> [What is being asked] Every line of the material is to be quoted verbatim, minus the pictures.

> [Task input]
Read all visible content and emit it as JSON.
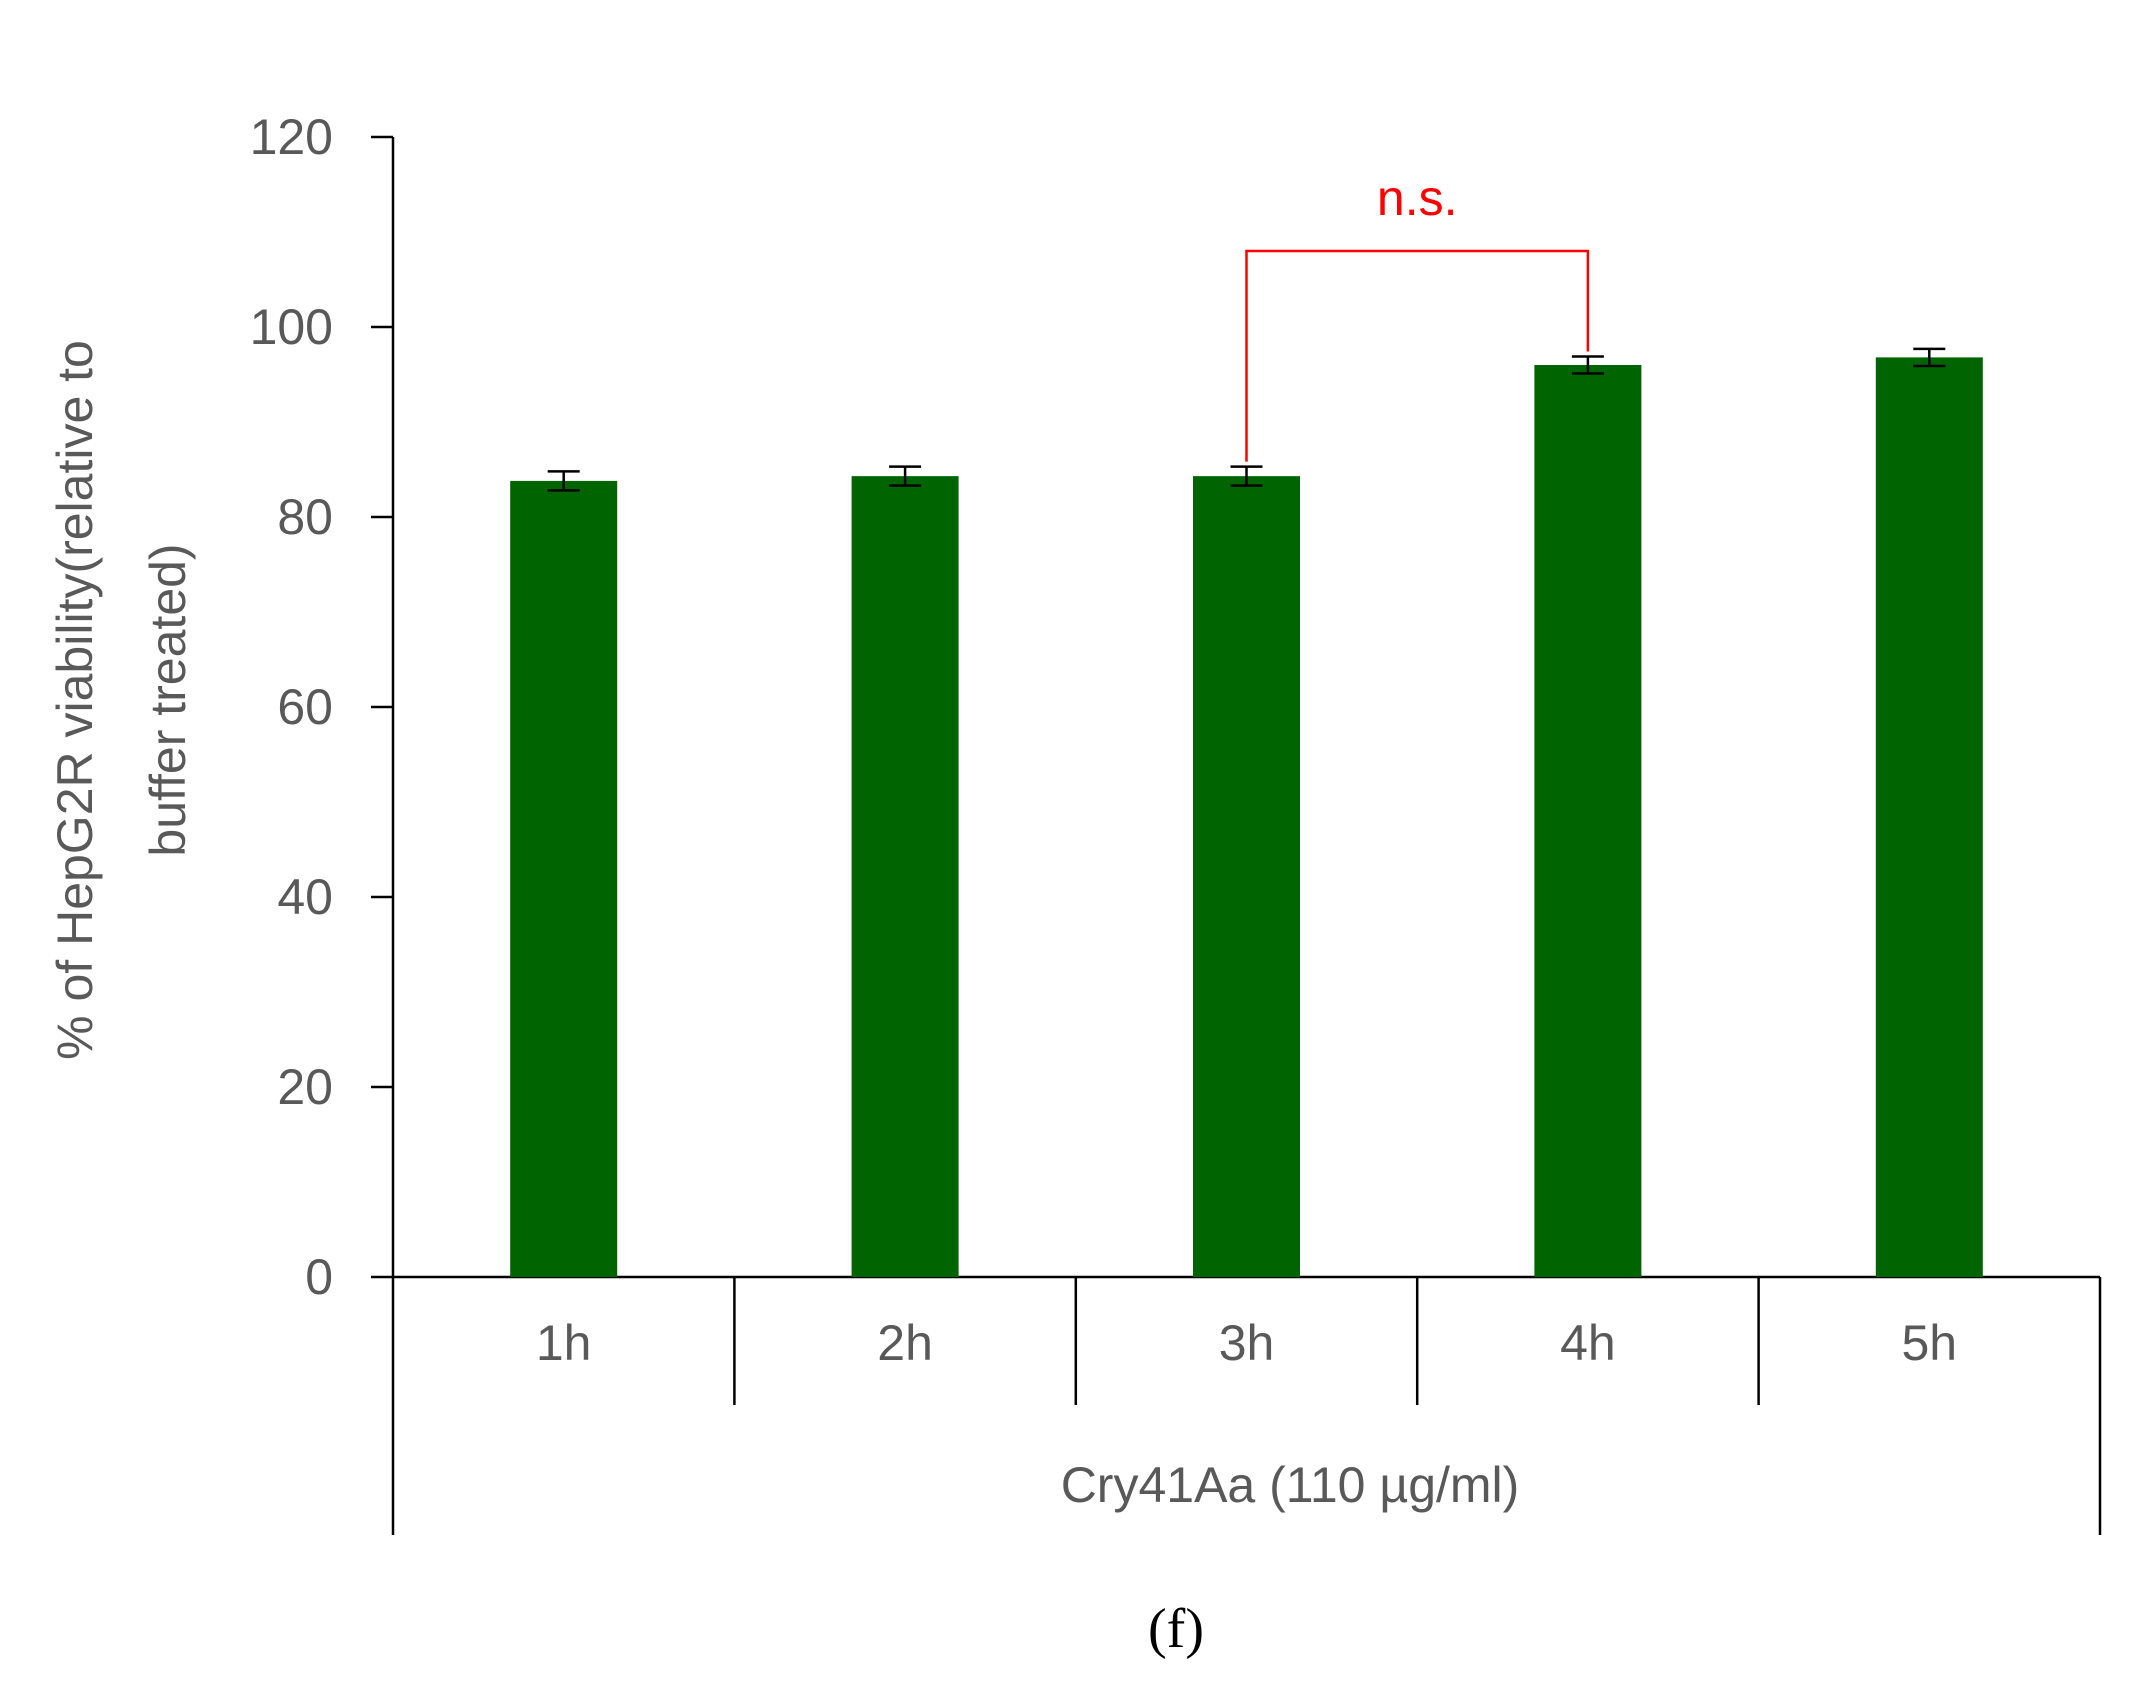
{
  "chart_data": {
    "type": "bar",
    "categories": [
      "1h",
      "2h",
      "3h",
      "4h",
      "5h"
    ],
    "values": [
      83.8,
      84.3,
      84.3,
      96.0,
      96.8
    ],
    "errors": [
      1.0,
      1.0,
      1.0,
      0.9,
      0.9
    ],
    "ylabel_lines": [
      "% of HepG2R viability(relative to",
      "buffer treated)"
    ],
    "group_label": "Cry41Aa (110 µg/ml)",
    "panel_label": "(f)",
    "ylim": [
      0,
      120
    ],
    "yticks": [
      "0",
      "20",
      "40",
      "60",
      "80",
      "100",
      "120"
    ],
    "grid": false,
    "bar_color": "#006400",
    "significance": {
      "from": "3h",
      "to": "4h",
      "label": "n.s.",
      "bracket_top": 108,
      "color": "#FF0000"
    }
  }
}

> [Completed exercise]
Read all visible content and emit it as JSON.
{
  "chart_data": {
    "type": "bar",
    "categories": [
      "1h",
      "2h",
      "3h",
      "4h",
      "5h"
    ],
    "values": [
      83.8,
      84.3,
      84.3,
      96.0,
      96.8
    ],
    "errors": [
      1.0,
      1.0,
      1.0,
      0.9,
      0.9
    ],
    "ylabel_lines": [
      "% of HepG2R viability(relative to",
      "buffer treated)"
    ],
    "group_label": "Cry41Aa (110 µg/ml)",
    "panel_label": "(f)",
    "ylim": [
      0,
      120
    ],
    "yticks": [
      "0",
      "20",
      "40",
      "60",
      "80",
      "100",
      "120"
    ],
    "grid": false,
    "bar_color": "#006400",
    "significance": {
      "from": "3h",
      "to": "4h",
      "label": "n.s.",
      "bracket_top": 108,
      "color": "#FF0000"
    }
  }
}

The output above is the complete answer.